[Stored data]
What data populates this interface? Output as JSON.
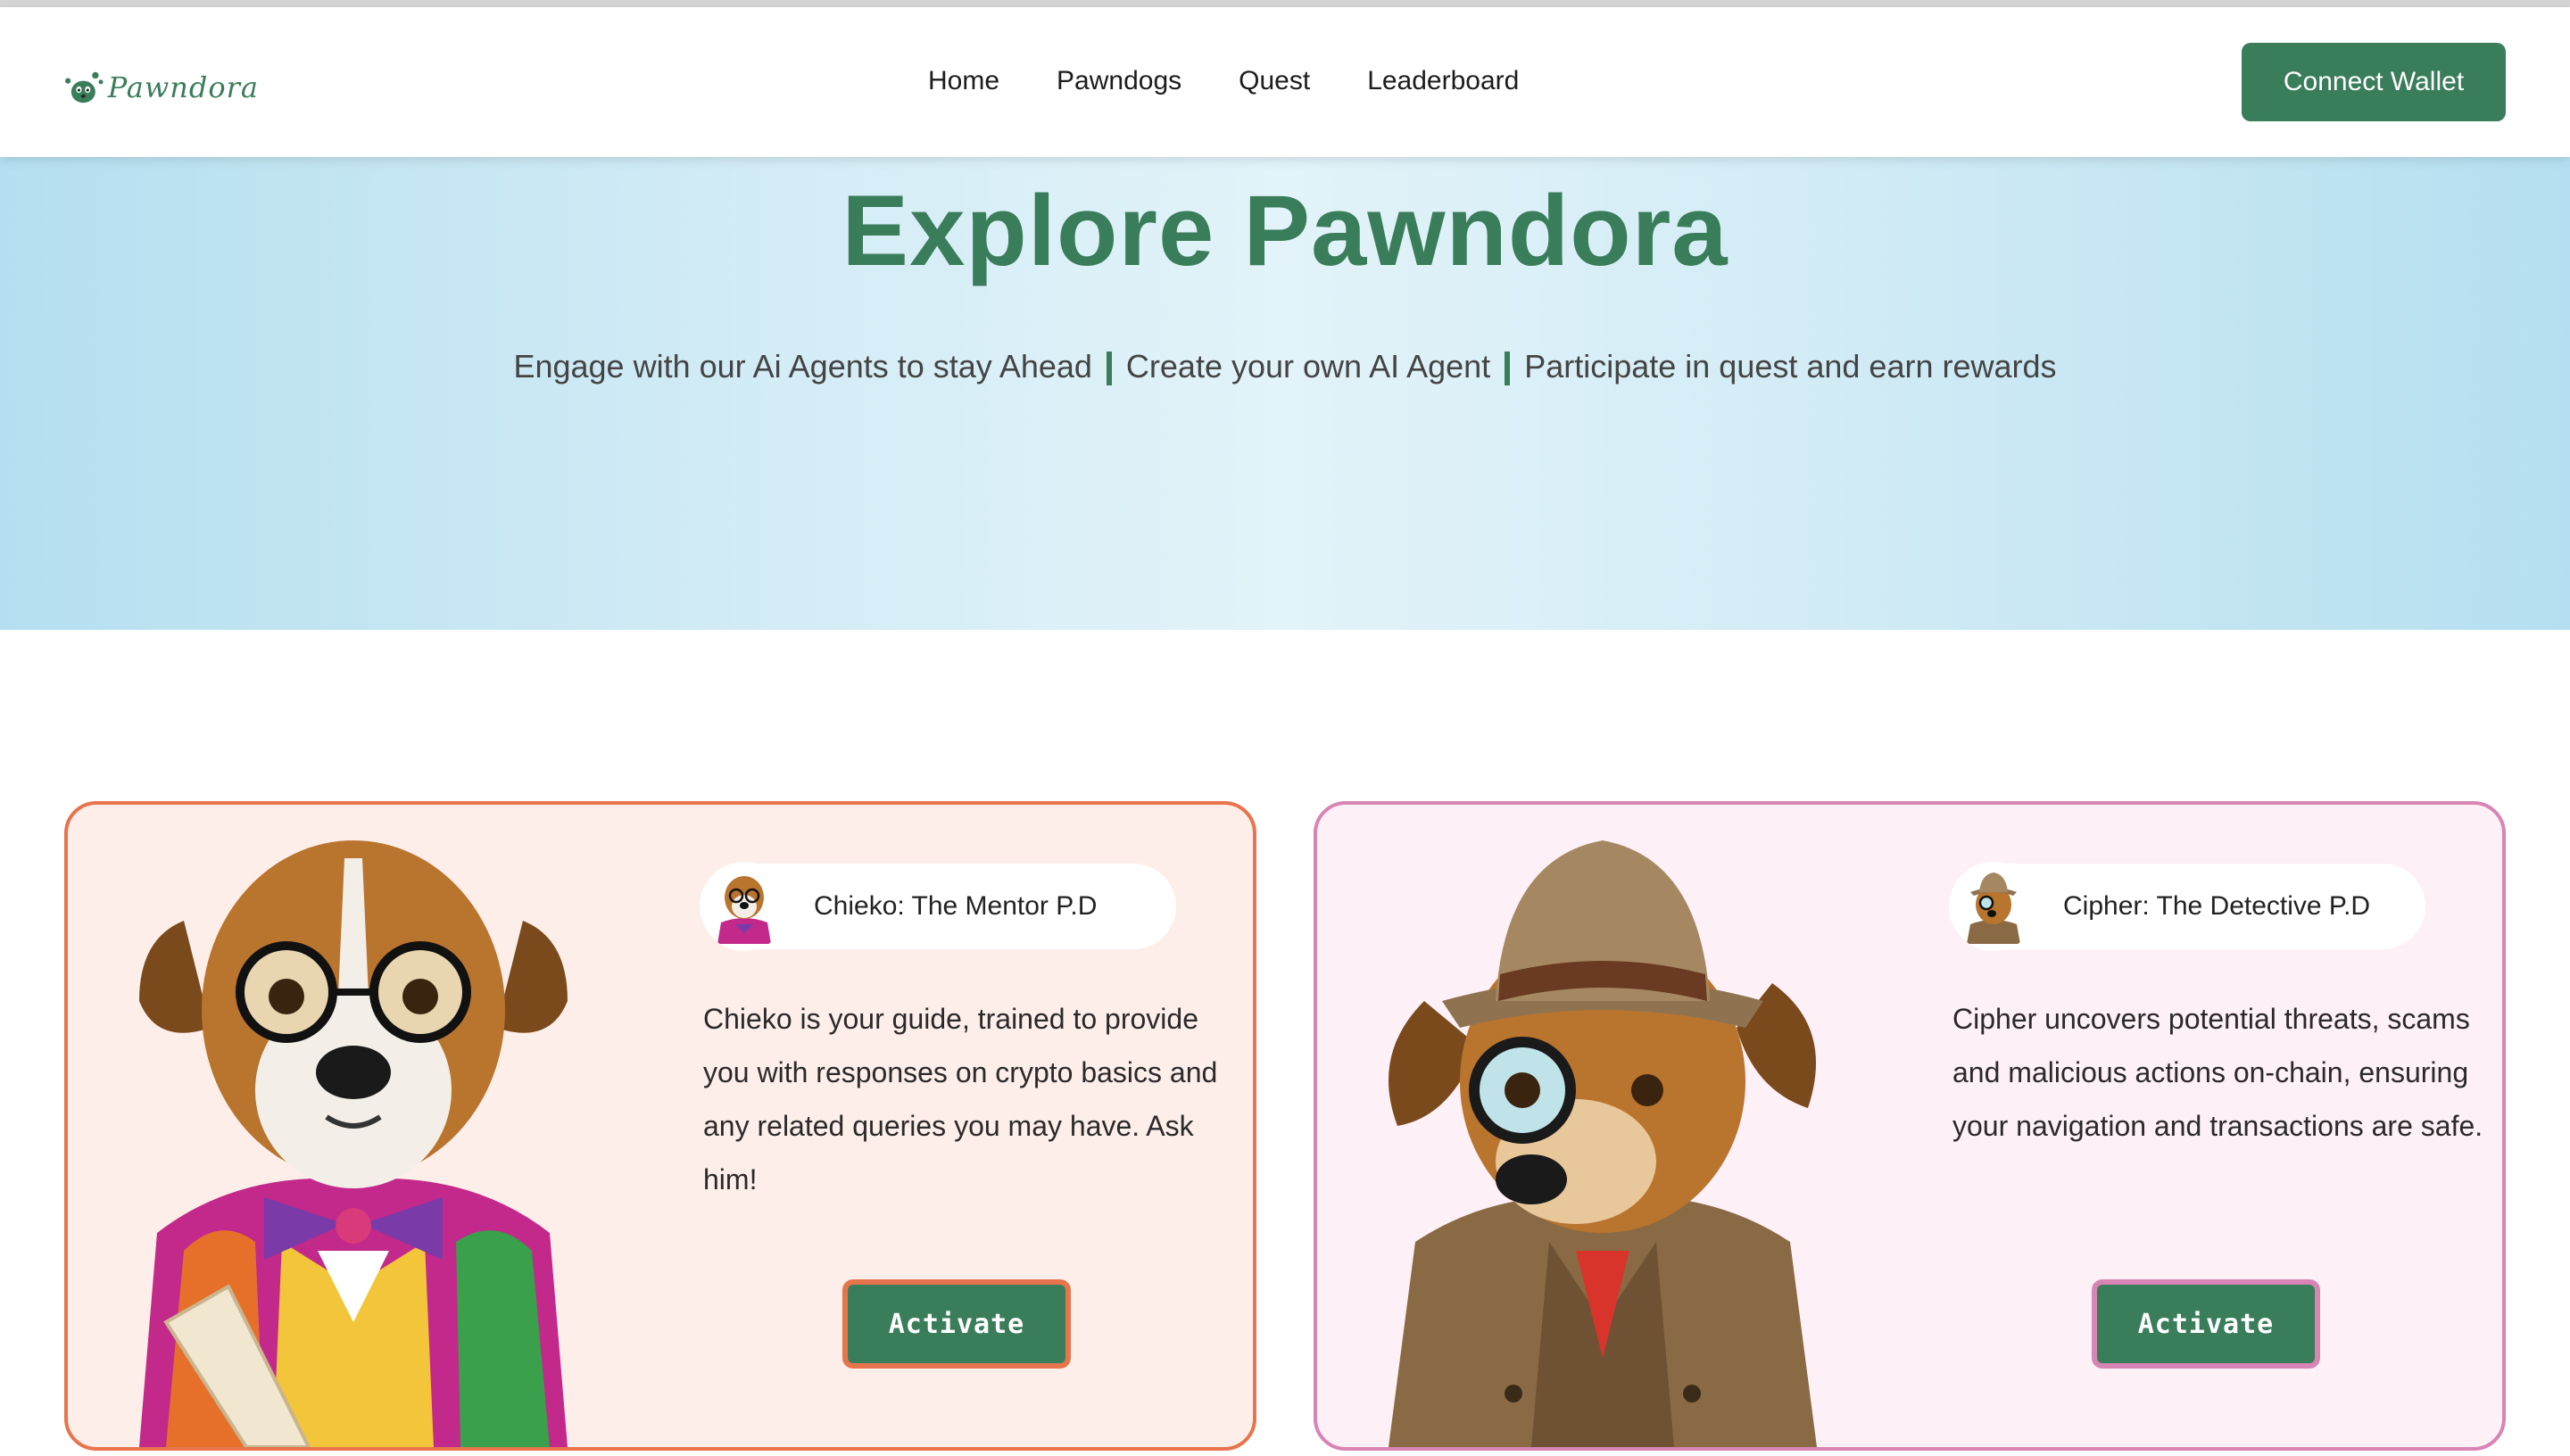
{
  "brand": {
    "logo_text": "Pawndora"
  },
  "nav": {
    "items": [
      {
        "label": "Home"
      },
      {
        "label": "Pawndogs"
      },
      {
        "label": "Quest"
      },
      {
        "label": "Leaderboard"
      }
    ],
    "connect_label": "Connect Wallet"
  },
  "hero": {
    "title": "Explore Pawndora",
    "taglines": [
      "Engage with our Ai Agents to stay Ahead",
      "Create your own AI Agent",
      "Participate in quest and earn rewards"
    ]
  },
  "agents": [
    {
      "name": "Chieko: The Mentor P.D",
      "description": "Chieko is your guide, trained to provide you with responses on crypto basics and any related queries you may have. Ask him!",
      "button_label": "Activate",
      "accent": "#e8744d",
      "background": "#fdeee9"
    },
    {
      "name": "Cipher: The Detective P.D",
      "description": "Cipher uncovers potential threats, scams and malicious actions on-chain, ensuring your navigation and transactions are safe.",
      "button_label": "Activate",
      "accent": "#d884b4",
      "background": "#fdf0f6"
    }
  ],
  "colors": {
    "brand_green": "#3a7d5a",
    "hero_blue": "#b5dff0"
  }
}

Requirement: Reproduce every line of the material precisely, omitting its pictures.

Answer to the problem:
What data populates this interface? Output as JSON.
{
  "brand": {
    "logo_text": "Pawndora"
  },
  "nav": {
    "items": [
      {
        "label": "Home"
      },
      {
        "label": "Pawndogs"
      },
      {
        "label": "Quest"
      },
      {
        "label": "Leaderboard"
      }
    ],
    "connect_label": "Connect Wallet"
  },
  "hero": {
    "title": "Explore Pawndora",
    "taglines": [
      "Engage with our Ai Agents to stay Ahead",
      "Create your own AI Agent",
      "Participate in quest and earn rewards"
    ]
  },
  "agents": [
    {
      "name": "Chieko: The Mentor P.D",
      "description": "Chieko is your guide, trained to provide you with responses on crypto basics and any related queries you may have. Ask him!",
      "button_label": "Activate",
      "accent": "#e8744d",
      "background": "#fdeee9"
    },
    {
      "name": "Cipher: The Detective P.D",
      "description": "Cipher uncovers potential threats, scams and malicious actions on-chain, ensuring your navigation and transactions are safe.",
      "button_label": "Activate",
      "accent": "#d884b4",
      "background": "#fdf0f6"
    }
  ],
  "colors": {
    "brand_green": "#3a7d5a",
    "hero_blue": "#b5dff0"
  }
}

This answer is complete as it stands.